- [Do this]:
Output each entry exactly; skip nothing.

□ □ □ □ □

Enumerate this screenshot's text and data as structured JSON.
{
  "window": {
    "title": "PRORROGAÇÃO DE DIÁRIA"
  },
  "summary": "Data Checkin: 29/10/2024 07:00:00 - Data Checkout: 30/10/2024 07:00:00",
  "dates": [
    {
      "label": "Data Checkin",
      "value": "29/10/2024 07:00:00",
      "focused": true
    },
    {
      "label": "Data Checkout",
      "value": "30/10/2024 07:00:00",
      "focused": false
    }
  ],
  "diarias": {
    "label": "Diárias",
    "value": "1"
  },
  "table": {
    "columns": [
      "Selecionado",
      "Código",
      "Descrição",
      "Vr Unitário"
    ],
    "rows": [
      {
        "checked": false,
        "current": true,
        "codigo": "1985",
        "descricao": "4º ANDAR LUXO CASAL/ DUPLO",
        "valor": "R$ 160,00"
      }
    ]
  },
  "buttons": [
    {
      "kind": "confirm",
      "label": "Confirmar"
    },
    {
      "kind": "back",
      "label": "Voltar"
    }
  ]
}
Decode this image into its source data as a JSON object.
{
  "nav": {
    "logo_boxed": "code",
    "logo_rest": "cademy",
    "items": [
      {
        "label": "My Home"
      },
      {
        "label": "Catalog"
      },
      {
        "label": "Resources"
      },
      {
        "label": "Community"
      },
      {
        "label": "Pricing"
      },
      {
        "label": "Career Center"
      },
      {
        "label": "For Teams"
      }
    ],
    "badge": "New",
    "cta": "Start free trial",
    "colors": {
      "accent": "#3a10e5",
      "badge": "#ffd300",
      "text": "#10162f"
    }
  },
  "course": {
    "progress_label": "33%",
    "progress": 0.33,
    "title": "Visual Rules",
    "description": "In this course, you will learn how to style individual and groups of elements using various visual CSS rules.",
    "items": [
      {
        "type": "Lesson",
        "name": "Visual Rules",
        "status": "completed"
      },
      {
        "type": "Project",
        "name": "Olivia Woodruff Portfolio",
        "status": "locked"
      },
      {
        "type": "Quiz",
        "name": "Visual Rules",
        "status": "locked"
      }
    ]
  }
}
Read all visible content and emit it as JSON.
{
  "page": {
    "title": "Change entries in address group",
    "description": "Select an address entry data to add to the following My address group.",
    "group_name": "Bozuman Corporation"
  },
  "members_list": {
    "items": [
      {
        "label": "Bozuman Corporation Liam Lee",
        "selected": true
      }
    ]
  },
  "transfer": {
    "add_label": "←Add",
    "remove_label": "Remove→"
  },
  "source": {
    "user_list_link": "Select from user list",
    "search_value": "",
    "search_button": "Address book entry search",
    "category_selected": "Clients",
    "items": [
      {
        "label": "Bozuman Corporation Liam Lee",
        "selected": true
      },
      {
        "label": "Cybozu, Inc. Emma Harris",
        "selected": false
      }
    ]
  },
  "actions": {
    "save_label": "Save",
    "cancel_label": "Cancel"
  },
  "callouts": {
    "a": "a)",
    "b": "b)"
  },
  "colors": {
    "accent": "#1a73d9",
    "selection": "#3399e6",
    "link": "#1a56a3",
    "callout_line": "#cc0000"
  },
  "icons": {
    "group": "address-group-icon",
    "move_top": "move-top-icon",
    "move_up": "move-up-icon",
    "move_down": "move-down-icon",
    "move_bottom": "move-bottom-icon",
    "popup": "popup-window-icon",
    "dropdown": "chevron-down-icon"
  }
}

□ □ □ □ □

- [Complete response]:
Enumerate this screenshot's text and data as structured JSON.
{
  "window": {
    "title": "PRORROGAÇÃO DE DIÁRIA"
  },
  "summary": "Data Checkin: 29/10/2024 07:00:00 - Data Checkout: 30/10/2024 07:00:00",
  "dates": [
    {
      "label": "Data Checkin",
      "value": "29/10/2024 07:00:00",
      "focused": true
    },
    {
      "label": "Data Checkout",
      "value": "30/10/2024 07:00:00",
      "focused": false
    }
  ],
  "diarias": {
    "label": "Diárias",
    "value": "1"
  },
  "table": {
    "columns": [
      "Selecionado",
      "Código",
      "Descrição",
      "Vr Unitário"
    ],
    "rows": [
      {
        "checked": false,
        "current": true,
        "codigo": "1985",
        "descricao": "4º ANDAR LUXO CASAL/ DUPLO",
        "valor": "R$ 160,00"
      }
    ]
  },
  "buttons": [
    {
      "kind": "confirm",
      "label": "Confirmar"
    },
    {
      "kind": "back",
      "label": "Voltar"
    }
  ]
}
Decode this image into its source data as a JSON object.
{
  "nav": {
    "logo_boxed": "code",
    "logo_rest": "cademy",
    "items": [
      {
        "label": "My Home"
      },
      {
        "label": "Catalog"
      },
      {
        "label": "Resources"
      },
      {
        "label": "Community"
      },
      {
        "label": "Pricing"
      },
      {
        "label": "Career Center"
      },
      {
        "label": "For Teams"
      }
    ],
    "badge": "New",
    "cta": "Start free trial",
    "colors": {
      "accent": "#3a10e5",
      "badge": "#ffd300",
      "text": "#10162f"
    }
  },
  "course": {
    "progress_label": "33%",
    "progress": 0.33,
    "title": "Visual Rules",
    "description": "In this course, you will learn how to style individual and groups of elements using various visual CSS rules.",
    "items": [
      {
        "type": "Lesson",
        "name": "Visual Rules",
        "status": "completed"
      },
      {
        "type": "Project",
        "name": "Olivia Woodruff Portfolio",
        "status": "locked"
      },
      {
        "type": "Quiz",
        "name": "Visual Rules",
        "status": "locked"
      }
    ]
  }
}
Read all visible content and emit it as JSON.
{
  "page": {
    "title": "Change entries in address group",
    "description": "Select an address entry data to add to the following My address group.",
    "group_name": "Bozuman Corporation"
  },
  "members_list": {
    "items": [
      {
        "label": "Bozuman Corporation Liam Lee",
        "selected": true
      }
    ]
  },
  "transfer": {
    "add_label": "←Add",
    "remove_label": "Remove→"
  },
  "source": {
    "user_list_link": "Select from user list",
    "search_value": "",
    "search_button": "Address book entry search",
    "category_selected": "Clients",
    "items": [
      {
        "label": "Bozuman Corporation Liam Lee",
        "selected": true
      },
      {
        "label": "Cybozu, Inc. Emma Harris",
        "selected": false
      }
    ]
  },
  "actions": {
    "save_label": "Save",
    "cancel_label": "Cancel"
  },
  "callouts": {
    "a": "a)",
    "b": "b)"
  },
  "colors": {
    "accent": "#1a73d9",
    "selection": "#3399e6",
    "link": "#1a56a3",
    "callout_line": "#cc0000"
  },
  "icons": {
    "group": "address-group-icon",
    "move_top": "move-top-icon",
    "move_up": "move-up-icon",
    "move_down": "move-down-icon",
    "move_bottom": "move-bottom-icon",
    "popup": "popup-window-icon",
    "dropdown": "chevron-down-icon"
  }
}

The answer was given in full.